:: Records provided ::

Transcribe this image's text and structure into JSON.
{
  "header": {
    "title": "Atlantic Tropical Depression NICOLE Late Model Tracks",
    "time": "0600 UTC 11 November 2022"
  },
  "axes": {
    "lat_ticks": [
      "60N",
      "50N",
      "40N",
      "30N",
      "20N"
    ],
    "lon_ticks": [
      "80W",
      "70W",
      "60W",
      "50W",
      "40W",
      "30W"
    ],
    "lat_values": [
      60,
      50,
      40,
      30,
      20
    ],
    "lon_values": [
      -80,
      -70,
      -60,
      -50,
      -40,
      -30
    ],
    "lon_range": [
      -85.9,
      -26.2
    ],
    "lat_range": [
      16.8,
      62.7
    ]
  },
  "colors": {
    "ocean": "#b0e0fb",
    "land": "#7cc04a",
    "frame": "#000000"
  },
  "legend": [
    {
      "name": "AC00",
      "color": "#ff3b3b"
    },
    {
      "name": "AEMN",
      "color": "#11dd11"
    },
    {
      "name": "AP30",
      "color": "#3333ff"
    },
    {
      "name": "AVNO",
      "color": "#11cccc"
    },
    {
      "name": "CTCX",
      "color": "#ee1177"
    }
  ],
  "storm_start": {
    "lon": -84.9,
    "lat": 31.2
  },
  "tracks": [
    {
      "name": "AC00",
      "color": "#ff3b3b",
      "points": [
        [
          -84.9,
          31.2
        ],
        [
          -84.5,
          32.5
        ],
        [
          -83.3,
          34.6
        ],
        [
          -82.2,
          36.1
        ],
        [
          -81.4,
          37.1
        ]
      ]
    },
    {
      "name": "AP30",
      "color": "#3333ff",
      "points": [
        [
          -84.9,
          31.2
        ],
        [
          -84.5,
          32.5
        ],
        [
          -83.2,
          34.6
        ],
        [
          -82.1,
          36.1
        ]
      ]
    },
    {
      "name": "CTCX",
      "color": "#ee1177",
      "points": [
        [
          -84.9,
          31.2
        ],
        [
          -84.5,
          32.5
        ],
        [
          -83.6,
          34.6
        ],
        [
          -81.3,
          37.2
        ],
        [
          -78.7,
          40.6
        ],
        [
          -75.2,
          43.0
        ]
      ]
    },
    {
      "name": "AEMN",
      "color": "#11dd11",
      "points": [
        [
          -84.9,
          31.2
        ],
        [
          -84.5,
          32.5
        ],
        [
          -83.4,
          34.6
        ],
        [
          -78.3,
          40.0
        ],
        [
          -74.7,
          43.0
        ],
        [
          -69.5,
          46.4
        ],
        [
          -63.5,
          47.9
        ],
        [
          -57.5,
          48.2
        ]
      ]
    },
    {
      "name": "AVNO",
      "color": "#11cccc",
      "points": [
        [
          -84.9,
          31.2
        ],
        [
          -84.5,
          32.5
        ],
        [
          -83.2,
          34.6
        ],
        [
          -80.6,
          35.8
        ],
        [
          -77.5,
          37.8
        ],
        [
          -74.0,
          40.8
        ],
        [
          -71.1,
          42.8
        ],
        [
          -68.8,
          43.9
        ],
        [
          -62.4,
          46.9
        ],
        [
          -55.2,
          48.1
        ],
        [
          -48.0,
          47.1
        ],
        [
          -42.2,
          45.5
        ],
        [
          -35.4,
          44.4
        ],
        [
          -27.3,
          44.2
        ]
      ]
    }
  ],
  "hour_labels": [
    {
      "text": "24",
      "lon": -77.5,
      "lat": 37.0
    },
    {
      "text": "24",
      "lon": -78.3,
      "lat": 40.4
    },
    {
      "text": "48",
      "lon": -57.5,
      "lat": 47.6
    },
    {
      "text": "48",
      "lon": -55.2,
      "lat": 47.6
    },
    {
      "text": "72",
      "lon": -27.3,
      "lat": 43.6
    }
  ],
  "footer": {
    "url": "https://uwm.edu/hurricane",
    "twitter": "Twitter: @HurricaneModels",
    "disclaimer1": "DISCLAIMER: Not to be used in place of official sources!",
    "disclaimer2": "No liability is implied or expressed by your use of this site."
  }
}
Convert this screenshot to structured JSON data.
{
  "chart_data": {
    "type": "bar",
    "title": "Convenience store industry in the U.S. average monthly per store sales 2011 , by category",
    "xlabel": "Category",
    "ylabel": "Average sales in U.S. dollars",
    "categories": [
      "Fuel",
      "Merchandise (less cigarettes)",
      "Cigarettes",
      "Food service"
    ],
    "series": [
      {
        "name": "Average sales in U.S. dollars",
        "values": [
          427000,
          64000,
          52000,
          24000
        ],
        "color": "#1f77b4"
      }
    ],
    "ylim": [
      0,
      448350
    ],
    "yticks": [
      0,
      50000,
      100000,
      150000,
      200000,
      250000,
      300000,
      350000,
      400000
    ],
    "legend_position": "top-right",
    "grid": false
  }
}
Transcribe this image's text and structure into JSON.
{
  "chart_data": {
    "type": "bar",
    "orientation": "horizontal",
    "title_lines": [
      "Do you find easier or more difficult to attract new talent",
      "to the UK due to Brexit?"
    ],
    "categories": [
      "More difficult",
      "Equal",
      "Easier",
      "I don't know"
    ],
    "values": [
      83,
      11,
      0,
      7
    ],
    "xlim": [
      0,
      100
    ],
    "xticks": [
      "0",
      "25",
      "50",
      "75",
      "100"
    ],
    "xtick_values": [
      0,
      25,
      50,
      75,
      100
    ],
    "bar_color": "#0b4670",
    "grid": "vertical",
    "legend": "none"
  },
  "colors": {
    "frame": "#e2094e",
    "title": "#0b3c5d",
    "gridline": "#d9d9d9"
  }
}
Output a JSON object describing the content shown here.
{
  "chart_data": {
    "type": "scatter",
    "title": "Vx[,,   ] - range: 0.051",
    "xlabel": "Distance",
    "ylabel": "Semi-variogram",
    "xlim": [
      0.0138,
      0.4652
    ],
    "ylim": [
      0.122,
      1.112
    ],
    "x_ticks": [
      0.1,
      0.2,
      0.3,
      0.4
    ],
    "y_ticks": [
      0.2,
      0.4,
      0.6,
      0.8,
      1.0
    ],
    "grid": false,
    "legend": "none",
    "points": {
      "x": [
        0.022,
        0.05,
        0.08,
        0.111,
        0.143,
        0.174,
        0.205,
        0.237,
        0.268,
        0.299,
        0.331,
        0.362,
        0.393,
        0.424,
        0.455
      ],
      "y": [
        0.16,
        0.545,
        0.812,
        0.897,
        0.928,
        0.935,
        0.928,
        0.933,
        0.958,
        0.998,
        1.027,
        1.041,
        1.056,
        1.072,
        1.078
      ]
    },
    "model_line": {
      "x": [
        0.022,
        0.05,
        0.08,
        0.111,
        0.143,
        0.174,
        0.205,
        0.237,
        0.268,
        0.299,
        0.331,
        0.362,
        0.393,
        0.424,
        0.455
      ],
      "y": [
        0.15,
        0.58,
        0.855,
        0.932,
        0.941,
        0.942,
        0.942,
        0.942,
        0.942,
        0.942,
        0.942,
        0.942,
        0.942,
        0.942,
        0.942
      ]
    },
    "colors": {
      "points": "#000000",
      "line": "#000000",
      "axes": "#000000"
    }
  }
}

:: What is required ::
Go over the records above line by line and count those holding the word "ylabel". Reply only with the number.

:: Written answer ::
2